Extract.
There is a PA_RISC process running on my HP-UX operating system. I understand that it is a java process that is running because of a management console I am using to administer my server. I have two questions: Will the process always be seen in TOP? Throughout the day, will the process increase in CPU percentage? Thanks for any help!
A. Clay Stephenson
Acclaimed Contributor


If you stop and think about your question, you will realize that it is rather meaningless. Top, by definition, shows the processes on "top" -- i.e. the ones consuming the most resources. All the processes will be seen in top although not necessarily on the first (topmost) page. Remember, top will actually display more processes than those on the first page. This does mean, that if other processes that are busier than your java process are "winning" then your process might get pushed off the top page. The process will move up and down over time in CPU usage depending upon the set of processes running at any one time.
If it ain't broke, I can fix that.

Activity list.
1. According to the forum thread, what does top show by definition?
2. Carry the forum thread on past its last line.
The data that follows plays no part in this.

Supplied records.
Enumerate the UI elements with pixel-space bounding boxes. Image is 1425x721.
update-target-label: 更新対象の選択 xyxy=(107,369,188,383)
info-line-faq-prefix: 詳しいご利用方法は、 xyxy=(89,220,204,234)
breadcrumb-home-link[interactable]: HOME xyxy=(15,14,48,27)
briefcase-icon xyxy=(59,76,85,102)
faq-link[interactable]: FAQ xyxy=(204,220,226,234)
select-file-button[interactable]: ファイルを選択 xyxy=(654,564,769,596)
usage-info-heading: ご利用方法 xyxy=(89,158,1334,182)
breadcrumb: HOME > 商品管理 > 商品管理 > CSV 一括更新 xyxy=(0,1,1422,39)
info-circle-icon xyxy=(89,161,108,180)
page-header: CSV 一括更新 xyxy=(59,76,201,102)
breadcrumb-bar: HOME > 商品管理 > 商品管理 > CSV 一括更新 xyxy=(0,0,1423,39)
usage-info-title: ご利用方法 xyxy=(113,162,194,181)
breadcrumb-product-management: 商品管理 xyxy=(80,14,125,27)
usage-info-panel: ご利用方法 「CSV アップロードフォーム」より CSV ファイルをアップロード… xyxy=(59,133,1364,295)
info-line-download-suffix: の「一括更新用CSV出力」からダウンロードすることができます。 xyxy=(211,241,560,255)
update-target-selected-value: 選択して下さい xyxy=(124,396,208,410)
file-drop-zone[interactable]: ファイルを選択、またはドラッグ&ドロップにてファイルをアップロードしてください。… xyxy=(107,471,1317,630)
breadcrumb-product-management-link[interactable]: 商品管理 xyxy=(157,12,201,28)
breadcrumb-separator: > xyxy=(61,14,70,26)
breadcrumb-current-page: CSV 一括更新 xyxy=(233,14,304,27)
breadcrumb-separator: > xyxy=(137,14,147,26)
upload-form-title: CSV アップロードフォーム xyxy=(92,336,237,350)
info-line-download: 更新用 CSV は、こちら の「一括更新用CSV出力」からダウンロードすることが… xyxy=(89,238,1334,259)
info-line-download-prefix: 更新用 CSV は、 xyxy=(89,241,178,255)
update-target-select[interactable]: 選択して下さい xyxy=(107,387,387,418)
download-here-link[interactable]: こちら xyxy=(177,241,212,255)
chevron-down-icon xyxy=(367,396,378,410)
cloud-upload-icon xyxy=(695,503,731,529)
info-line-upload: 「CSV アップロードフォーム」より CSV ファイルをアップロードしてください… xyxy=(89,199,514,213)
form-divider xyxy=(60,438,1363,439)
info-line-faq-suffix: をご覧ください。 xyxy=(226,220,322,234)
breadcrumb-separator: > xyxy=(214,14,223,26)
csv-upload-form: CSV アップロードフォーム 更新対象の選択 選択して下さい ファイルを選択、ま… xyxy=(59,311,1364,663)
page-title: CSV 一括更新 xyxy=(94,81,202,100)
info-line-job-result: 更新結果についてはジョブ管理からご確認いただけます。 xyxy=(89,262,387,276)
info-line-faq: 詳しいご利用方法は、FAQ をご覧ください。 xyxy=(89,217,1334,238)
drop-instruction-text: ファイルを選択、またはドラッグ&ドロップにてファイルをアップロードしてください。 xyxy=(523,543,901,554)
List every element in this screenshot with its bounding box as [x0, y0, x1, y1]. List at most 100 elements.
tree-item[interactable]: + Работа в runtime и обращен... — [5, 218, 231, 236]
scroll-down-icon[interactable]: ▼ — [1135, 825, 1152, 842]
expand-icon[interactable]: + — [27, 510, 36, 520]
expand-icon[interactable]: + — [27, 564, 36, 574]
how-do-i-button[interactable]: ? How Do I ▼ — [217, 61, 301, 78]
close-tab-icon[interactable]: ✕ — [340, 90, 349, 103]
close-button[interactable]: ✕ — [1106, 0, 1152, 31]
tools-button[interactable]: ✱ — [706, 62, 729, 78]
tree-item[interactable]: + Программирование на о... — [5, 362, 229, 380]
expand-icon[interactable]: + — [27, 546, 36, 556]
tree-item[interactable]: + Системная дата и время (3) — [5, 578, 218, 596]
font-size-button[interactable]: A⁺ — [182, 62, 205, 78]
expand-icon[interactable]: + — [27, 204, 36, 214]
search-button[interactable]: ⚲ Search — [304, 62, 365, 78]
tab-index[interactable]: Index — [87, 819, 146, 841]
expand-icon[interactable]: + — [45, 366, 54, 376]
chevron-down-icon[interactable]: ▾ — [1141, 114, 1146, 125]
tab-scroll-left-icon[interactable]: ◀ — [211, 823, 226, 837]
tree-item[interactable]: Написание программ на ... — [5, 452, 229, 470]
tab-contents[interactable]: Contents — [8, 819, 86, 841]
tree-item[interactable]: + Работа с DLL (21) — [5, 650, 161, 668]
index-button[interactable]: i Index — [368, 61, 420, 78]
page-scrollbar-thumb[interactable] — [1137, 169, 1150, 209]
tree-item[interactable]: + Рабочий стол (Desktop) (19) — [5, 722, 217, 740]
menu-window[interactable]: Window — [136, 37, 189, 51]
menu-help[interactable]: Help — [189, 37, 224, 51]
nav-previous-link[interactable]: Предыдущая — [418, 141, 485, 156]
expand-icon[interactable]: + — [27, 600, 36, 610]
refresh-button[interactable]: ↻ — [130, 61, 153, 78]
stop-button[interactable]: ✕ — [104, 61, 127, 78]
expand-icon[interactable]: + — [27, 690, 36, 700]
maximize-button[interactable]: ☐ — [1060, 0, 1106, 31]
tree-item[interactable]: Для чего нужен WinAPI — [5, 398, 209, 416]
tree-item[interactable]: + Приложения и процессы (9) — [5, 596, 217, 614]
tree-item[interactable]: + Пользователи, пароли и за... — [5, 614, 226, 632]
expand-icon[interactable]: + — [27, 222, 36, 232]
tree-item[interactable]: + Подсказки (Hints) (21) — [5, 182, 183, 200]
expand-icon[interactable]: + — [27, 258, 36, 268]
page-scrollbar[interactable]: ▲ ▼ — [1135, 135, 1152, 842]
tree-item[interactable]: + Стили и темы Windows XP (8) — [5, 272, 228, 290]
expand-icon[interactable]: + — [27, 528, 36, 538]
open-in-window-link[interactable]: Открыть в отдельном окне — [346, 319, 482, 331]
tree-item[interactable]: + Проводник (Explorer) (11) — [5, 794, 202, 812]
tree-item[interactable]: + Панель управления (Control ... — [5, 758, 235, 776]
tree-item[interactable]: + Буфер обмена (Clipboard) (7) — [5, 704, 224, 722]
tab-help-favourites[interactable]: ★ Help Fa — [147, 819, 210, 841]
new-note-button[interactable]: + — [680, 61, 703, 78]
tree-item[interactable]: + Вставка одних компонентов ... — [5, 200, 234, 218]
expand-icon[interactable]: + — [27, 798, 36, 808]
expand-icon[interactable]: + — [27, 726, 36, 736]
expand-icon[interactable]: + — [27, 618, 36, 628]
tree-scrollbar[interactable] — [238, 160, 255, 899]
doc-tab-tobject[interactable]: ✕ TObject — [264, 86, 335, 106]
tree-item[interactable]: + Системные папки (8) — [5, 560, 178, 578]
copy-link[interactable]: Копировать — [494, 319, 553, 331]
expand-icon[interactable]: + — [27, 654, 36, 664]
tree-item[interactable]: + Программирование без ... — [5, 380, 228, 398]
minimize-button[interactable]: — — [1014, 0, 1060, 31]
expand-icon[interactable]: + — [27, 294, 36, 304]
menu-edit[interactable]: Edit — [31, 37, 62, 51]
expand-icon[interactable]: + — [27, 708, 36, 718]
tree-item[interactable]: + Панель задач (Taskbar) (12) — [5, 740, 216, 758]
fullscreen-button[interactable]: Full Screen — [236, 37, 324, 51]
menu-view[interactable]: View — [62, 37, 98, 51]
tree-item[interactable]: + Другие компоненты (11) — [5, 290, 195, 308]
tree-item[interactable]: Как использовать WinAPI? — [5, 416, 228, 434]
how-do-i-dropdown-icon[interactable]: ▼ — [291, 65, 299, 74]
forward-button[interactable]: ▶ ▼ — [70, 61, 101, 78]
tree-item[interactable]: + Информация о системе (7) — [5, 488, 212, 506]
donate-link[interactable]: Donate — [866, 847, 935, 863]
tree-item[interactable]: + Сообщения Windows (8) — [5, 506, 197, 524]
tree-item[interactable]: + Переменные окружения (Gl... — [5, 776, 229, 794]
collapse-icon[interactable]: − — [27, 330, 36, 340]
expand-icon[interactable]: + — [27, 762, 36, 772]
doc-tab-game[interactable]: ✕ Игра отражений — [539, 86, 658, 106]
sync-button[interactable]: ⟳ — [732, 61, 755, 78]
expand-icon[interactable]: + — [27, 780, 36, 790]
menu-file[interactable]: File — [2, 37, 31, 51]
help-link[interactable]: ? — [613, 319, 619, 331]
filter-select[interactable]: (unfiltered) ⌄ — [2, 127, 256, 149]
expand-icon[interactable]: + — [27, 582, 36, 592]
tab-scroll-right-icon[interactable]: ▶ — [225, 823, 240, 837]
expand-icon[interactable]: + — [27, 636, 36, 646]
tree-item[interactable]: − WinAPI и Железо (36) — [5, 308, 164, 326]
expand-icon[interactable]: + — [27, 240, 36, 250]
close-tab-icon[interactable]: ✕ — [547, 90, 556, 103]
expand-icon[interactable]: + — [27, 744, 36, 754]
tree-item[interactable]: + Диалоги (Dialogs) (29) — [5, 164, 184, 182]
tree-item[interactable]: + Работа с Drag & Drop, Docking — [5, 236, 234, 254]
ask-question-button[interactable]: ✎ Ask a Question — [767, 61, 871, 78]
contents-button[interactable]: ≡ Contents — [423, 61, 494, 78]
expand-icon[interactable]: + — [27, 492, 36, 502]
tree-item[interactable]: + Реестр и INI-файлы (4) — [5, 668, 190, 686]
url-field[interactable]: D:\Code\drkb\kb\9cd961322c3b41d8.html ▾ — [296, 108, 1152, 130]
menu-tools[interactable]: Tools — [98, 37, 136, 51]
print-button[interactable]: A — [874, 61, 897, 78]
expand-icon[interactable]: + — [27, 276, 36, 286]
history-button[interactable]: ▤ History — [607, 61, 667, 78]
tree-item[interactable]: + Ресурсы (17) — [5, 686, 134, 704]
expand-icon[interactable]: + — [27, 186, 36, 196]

Answers.
1. The processes consuming the most resources.

2.
Honored Contributor



As Mr. clay said, top reports the top CPU utilizing process in your box. Now if you have more CPU utilizing processes as the top 10 process it won't be shown in the top. Now as far as your java is concerned, had a similar issue in my mind when i newly installed a VA7110 to a running HP machine. here is how i got the response.

with best wishes
practice makes a man perfect!!!
Steven E. Protter
Exalted Contributor


I believe your question may be poorly written, but is not meaningless.

top is a tool that takes snapshots based on processor resource use. It's not a good tool for analyzing performance over time. Its a good tool for figuring out what process is eating your system alove right now.

I would suggest the following ideas:

1) Do you actually have a performance problem? Have users complained, is response time slow? If not, stop now and find something more fun to do.

2) If here IS a problem, use a sar script to collect performance data. That will actually let you know where bottlenecks are, cpu, disk whatever. It will let you know if kernel parameters need adjustment. I've posted one a gazillion times, but don't have access to it, nor can i find prior post that contains the script.

If I have any energy when I get home, I'll post you a copy of the script.